[Figure collection entries]
☆ ☆ ☆ ☆ ☆ ☆ ☆

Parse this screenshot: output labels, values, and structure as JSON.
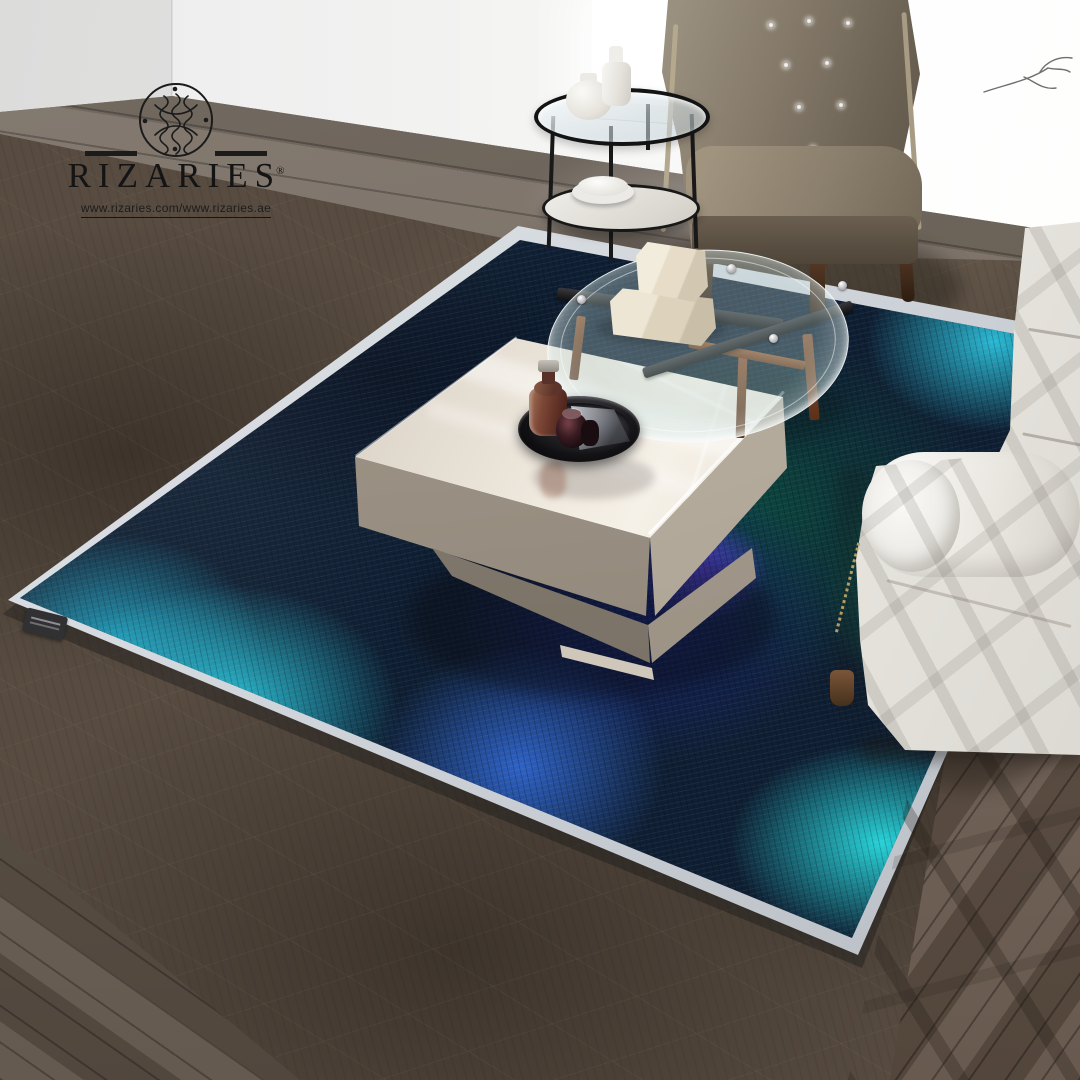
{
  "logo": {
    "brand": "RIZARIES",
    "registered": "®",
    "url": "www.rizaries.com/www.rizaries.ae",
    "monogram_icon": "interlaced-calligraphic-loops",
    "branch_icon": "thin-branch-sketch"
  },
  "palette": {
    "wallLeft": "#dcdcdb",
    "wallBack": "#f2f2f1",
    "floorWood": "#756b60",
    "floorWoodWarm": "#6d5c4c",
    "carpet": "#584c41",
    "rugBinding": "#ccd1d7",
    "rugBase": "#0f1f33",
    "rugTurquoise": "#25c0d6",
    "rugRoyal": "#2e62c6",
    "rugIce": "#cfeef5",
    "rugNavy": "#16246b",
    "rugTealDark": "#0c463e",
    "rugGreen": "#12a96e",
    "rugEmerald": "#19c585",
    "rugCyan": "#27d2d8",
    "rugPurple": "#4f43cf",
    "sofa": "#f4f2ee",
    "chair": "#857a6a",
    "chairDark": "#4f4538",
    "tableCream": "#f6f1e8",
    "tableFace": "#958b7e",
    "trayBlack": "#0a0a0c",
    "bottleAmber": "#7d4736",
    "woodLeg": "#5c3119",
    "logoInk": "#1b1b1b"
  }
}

☆ ☆ ☆ ☆ ☆ ☆ ☆

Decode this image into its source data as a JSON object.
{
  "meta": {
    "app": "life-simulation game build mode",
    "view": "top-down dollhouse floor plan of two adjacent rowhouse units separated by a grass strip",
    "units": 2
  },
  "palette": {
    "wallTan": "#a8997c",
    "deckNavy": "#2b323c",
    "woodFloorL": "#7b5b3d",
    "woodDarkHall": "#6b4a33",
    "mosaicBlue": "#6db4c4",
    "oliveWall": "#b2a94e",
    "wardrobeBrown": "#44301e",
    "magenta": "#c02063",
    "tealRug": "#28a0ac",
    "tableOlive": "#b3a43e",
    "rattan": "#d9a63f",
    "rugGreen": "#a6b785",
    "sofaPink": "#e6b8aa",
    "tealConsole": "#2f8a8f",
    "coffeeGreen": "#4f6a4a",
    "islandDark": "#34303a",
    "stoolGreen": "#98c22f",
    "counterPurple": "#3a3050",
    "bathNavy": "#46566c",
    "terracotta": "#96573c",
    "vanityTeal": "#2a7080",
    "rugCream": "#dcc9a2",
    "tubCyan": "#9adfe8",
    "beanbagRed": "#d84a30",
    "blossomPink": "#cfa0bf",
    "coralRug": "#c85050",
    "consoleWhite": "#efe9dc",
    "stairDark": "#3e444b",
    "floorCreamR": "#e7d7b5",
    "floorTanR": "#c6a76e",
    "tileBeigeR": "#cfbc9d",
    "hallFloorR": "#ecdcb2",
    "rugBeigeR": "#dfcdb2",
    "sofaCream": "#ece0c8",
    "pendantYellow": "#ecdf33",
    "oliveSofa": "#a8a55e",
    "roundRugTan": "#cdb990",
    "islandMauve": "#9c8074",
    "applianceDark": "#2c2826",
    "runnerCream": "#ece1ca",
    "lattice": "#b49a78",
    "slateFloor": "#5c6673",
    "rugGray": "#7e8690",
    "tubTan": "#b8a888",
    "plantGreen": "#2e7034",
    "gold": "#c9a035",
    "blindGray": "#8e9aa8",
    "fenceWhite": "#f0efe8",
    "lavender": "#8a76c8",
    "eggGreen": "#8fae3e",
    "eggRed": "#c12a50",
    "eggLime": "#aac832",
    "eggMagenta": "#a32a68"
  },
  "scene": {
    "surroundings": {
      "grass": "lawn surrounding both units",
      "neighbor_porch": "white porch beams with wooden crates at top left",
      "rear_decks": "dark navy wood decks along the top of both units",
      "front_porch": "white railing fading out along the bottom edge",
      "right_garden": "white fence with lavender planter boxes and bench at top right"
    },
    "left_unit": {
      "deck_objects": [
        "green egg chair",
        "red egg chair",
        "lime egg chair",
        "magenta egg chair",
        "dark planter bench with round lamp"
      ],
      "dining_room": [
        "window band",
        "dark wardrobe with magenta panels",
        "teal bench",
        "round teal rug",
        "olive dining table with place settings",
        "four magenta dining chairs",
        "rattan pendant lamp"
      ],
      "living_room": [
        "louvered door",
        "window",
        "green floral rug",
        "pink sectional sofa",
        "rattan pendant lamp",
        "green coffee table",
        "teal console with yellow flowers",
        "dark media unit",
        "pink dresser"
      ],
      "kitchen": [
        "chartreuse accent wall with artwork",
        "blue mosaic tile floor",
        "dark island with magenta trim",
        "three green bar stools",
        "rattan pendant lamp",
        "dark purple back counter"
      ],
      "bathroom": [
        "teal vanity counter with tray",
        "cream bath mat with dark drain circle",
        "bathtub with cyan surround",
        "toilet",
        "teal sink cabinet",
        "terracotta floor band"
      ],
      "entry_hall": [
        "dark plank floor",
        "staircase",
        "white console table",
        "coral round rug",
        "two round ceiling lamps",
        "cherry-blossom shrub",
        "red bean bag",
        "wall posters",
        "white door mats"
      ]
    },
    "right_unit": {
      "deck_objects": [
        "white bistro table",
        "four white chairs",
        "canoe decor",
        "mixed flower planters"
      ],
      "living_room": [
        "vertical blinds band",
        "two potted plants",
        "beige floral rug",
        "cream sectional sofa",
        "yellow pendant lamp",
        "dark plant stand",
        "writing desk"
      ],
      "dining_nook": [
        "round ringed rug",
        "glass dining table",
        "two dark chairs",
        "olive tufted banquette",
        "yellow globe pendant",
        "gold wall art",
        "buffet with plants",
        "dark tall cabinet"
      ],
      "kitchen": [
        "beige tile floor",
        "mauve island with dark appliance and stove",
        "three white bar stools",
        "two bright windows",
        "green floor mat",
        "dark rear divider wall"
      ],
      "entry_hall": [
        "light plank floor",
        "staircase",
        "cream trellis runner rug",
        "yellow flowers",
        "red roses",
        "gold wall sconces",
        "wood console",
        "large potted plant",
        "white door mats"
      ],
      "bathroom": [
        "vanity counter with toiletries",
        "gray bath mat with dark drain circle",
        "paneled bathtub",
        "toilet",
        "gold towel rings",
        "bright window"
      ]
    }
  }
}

☆ ☆ ☆ ☆ ☆ ☆ ☆

» Your instructions:
For each line of the listing that holds the word "grass", show that line.

» Solution to this task:
    "view": "top-down dollhouse floor plan of two adjacent rowhouse units separated by a grass strip",
      "grass": "lawn surrounding both units",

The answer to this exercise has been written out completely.